## What you should do
Locate each line of the material that contains "from", then return it.

_ _ _ _

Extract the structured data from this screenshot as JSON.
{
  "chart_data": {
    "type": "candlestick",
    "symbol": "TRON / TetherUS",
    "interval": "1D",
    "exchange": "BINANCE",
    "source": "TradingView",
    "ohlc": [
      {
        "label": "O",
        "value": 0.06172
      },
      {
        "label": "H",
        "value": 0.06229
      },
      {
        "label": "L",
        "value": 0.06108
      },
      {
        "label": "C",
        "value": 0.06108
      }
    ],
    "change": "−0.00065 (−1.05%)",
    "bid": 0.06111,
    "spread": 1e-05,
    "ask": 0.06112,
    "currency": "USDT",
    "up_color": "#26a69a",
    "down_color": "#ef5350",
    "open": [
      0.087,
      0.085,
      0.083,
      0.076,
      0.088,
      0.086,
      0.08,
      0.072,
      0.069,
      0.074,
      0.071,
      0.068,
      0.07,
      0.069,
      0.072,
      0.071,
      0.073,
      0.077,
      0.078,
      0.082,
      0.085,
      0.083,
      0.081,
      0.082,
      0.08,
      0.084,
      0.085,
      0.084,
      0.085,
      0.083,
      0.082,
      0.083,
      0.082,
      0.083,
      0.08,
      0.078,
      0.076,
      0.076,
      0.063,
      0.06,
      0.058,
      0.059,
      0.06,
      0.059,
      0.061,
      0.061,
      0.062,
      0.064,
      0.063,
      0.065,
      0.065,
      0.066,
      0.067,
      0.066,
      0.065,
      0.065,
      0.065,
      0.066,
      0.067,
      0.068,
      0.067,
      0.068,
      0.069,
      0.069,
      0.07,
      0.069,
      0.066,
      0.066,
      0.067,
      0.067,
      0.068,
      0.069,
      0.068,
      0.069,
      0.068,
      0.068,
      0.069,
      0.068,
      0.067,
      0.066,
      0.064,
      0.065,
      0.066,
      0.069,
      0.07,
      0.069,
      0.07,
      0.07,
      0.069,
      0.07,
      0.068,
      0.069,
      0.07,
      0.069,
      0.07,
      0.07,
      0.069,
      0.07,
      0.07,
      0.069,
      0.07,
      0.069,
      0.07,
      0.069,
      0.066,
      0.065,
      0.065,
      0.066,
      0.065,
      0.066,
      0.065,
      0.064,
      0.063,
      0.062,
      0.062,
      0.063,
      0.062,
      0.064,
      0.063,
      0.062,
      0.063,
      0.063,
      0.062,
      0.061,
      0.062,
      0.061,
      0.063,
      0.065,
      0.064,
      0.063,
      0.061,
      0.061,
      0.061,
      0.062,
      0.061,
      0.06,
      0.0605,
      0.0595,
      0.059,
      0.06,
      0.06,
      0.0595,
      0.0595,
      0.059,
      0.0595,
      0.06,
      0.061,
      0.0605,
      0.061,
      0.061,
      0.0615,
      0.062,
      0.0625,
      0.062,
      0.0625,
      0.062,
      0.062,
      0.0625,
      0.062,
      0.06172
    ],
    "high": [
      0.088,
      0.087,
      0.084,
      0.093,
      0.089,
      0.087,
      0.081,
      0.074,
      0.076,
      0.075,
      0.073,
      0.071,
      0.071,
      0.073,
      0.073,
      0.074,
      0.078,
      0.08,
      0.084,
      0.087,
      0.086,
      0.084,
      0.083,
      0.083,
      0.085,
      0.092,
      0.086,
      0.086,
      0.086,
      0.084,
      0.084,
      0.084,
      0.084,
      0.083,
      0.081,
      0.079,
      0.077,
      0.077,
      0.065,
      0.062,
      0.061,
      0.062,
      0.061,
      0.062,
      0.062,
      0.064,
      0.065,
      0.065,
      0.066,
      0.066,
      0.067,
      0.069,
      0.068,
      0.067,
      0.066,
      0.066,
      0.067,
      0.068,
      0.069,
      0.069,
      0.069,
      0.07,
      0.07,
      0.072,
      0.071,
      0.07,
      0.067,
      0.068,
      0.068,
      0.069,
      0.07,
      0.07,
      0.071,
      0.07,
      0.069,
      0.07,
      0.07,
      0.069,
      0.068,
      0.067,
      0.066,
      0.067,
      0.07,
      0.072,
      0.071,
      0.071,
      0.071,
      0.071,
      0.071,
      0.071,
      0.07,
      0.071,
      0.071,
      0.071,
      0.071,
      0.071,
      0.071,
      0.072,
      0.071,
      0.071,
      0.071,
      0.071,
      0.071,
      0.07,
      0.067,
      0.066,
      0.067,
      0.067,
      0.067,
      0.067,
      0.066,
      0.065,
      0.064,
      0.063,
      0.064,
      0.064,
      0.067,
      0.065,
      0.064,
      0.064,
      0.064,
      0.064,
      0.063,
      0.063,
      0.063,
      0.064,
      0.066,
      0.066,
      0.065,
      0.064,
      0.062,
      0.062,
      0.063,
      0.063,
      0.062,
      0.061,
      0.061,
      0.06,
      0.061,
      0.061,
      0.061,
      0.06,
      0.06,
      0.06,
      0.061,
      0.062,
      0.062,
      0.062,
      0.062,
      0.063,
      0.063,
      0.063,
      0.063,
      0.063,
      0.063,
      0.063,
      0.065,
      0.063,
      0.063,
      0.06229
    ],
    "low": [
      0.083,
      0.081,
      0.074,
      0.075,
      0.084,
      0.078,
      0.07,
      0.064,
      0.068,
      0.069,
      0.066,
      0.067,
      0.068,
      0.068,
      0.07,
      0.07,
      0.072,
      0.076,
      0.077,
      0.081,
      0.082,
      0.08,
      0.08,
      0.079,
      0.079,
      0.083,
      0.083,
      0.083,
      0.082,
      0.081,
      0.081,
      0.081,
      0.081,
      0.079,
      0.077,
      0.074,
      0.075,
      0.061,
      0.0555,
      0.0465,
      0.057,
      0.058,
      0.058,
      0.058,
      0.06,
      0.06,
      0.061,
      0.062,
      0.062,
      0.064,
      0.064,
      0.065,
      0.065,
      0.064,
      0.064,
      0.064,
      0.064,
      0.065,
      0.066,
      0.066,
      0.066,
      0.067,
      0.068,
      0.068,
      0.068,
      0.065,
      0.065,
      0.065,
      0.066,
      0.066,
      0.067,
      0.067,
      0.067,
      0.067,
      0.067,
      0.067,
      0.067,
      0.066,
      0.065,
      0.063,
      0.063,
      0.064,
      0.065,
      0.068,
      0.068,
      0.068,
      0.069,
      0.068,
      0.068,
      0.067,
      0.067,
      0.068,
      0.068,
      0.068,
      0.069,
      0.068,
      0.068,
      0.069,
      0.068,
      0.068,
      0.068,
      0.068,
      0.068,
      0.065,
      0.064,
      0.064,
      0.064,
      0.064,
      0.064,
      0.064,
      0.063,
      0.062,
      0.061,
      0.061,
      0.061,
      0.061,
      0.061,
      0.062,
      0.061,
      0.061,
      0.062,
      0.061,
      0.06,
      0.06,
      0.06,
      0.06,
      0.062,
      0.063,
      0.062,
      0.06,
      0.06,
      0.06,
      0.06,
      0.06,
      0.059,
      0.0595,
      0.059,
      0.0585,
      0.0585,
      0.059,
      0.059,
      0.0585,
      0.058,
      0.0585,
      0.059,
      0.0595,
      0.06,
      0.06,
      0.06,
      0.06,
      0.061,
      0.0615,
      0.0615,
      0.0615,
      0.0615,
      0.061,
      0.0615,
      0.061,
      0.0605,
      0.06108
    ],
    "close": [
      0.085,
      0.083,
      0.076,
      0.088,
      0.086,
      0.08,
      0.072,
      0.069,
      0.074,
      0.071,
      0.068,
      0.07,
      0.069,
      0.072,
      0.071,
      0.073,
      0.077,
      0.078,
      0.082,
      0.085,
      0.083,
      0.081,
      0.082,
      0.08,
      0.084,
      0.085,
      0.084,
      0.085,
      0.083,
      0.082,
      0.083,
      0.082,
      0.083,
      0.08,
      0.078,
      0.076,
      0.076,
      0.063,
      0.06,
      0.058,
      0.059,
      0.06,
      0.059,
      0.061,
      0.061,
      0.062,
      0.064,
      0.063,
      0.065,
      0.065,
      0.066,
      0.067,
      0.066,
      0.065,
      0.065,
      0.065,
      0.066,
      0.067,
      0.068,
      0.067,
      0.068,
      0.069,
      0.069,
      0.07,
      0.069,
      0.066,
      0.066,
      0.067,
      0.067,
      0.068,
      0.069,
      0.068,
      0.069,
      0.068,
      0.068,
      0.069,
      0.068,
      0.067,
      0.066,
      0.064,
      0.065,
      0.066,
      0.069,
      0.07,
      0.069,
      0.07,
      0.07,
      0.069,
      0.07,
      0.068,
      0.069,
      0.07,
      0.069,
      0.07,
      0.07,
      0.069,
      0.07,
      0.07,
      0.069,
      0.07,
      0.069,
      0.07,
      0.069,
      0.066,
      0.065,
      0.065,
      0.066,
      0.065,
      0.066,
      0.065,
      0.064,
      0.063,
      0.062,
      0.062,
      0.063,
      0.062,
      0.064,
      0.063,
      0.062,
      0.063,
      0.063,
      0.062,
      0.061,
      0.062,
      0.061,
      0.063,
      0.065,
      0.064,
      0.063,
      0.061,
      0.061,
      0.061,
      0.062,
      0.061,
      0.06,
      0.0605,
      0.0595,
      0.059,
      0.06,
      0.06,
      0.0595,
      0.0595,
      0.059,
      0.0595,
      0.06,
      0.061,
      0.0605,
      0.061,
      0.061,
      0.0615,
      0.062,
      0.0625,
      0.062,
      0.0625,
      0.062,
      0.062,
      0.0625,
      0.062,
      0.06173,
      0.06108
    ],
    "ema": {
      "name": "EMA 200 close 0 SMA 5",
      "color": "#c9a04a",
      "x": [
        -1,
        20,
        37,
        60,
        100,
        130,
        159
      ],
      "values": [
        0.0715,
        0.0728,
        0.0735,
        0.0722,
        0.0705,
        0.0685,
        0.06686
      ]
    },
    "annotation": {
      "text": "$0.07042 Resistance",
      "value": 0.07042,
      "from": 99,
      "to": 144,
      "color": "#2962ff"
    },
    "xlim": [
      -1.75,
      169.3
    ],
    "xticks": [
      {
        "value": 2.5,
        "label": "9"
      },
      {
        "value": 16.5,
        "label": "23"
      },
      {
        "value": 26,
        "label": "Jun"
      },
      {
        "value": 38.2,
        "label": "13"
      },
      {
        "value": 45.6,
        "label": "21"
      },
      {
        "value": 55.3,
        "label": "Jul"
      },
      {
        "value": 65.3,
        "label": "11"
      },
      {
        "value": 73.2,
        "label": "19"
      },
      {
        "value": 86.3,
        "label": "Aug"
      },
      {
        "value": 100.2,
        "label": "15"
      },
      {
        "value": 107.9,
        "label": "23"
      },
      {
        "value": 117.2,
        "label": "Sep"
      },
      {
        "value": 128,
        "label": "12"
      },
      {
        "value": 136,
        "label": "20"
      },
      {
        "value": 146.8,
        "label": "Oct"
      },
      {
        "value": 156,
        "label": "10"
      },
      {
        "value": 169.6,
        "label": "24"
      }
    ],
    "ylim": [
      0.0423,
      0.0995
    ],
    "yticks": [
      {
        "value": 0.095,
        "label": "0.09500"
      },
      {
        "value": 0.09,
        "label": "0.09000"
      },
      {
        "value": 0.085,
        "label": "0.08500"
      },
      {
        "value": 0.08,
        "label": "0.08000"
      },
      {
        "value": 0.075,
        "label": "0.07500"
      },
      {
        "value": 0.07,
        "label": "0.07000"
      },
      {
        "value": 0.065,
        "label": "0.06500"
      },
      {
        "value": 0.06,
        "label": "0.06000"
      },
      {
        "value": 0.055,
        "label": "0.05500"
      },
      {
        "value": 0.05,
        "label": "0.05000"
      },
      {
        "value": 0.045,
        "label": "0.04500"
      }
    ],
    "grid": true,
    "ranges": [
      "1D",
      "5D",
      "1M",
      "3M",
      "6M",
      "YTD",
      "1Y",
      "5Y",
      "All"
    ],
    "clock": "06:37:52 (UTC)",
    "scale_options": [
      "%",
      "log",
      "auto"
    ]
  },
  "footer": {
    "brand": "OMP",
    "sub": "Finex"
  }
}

_ _ _ _

## Output of the exercise
Extract the structured data from this screenshot as JSON.
      "from": 99,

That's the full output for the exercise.